◆ PROBLEMAS ◆
1. Responde con datos del texto sobre el cocinero tardío:
(a) ¿Cuál era el cuarto lugar secreto de la familia inglesa de clase media?
(b) ¿En qué se basaban a menudo las comidas que salían de ese lugar?
(c) ¿Qué preparaba el padre para desayunar las mañanas de colegio?
2. Retoma el texto sobre el cocinero tardío y continúalo a partir de su última oración.

COCINAR CON SENCILLEZ
DE PÚRPURA
NO ES UNA CENA
EL CAJÓN DE MÁS ABAJO
MORALEJA
NOTAS
CRÉDITOS
A la mujer para quien
UN COCINERO TARDÍO
Empecé a cocinar tarde. En mi infancia, el remilgado proteccionismo habitual rodeaba las actividades de las cabinas electorales, el lecho conyugal y el banco de la iglesia. No advertí la existencia de un cuarto lugar secreto –secreto, al menos, para los chicos– en la familia inglesa de clase media: la cocina. De ella salían mi madre y las comidas –comidas a menudo basadas en la producción del huerto de mi padre–, pero ni él ni mi hermano ni yo hacíamos preguntas, ni se nos alentaba a formularlas, sobre el proceso de transformación. Nadie llegaba hasta el extremo de decir que cocinar era de mariquitas; era tan sólo algo para lo que no servían los varones domésticos. Las mañanas de colegio mi padre preparaba el desayuno –gachas recalentadas con jarabe dorado, beicon, una tostada– mientras sus hijos se dedicaban a lustrarse los zapatos y a las tareas de la cocina-estufa: rastrillar las cenizas, rellenarla de carbón.

◆ MATERIAL PROPORCIONADO ◆

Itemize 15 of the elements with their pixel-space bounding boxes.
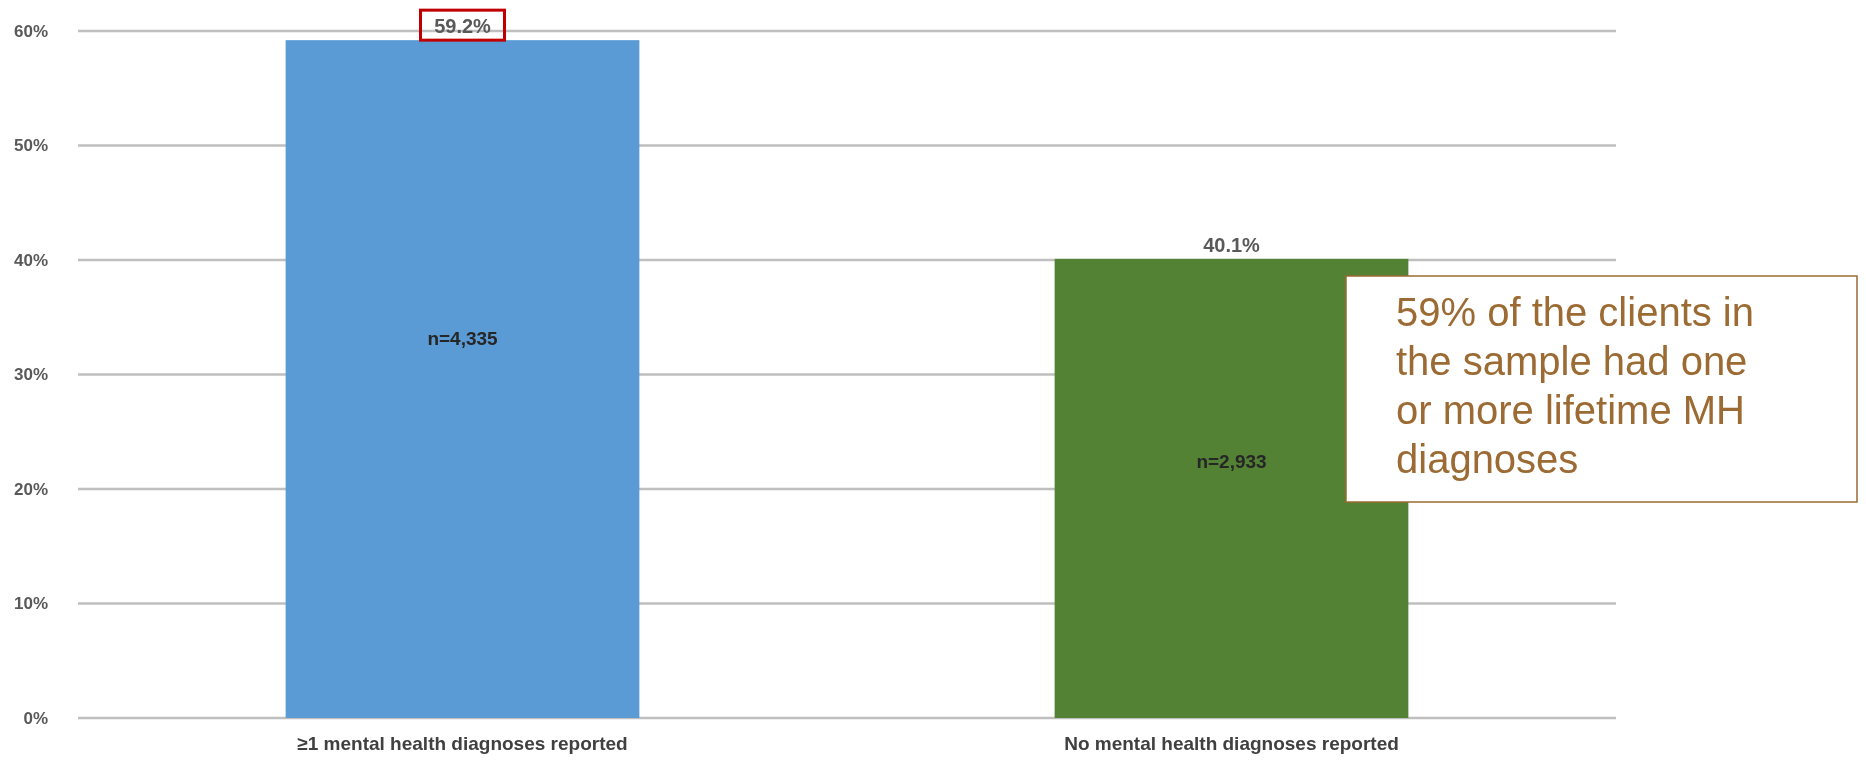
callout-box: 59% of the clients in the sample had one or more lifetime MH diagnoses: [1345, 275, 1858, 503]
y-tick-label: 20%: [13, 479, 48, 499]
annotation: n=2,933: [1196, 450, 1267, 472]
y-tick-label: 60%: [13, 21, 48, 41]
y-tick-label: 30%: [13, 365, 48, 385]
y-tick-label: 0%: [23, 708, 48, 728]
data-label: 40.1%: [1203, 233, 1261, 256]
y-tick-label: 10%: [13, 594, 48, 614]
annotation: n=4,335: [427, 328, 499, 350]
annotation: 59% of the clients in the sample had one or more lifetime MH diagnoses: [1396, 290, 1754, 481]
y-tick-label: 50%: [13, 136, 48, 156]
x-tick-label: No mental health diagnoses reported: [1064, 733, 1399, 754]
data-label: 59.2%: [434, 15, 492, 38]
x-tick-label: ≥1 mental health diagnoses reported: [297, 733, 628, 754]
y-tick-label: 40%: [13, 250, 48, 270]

◆ RESULTADOS DE TAREAS ◆
1.
(a) La cocina.
(b) En la producción del huerto del padre.
(c) Gachas recalentadas con jarabe dorado, beicon y una tostada.

2.
Pero estaba claro que la competencia culinaria masculina se limitaba a estos escarceos matutinos. Quedó de manifiesto una vez que mi madre estaba ausente. Mi padre me preparó el almuerzo para llevarme y, sin comprender la teoría del bocadillo, insertó con cariño ingredientes que él sabía que me gustaban mucho. Pocas horas después, en un tren de la zona sur que había de llevarme a un campo de deporte fuera de la ciudad, abrí mi bolsa del almuerzo delante de otros jugadores de rugby. Mis bocadillos estaban empapados, se rompían en pedazos y eran de un color rojo vivo a causa de la remolacha paternalmente cortada; se sonrojaron por mí del mismo modo que yo me sonrojaba por quien los había preparado.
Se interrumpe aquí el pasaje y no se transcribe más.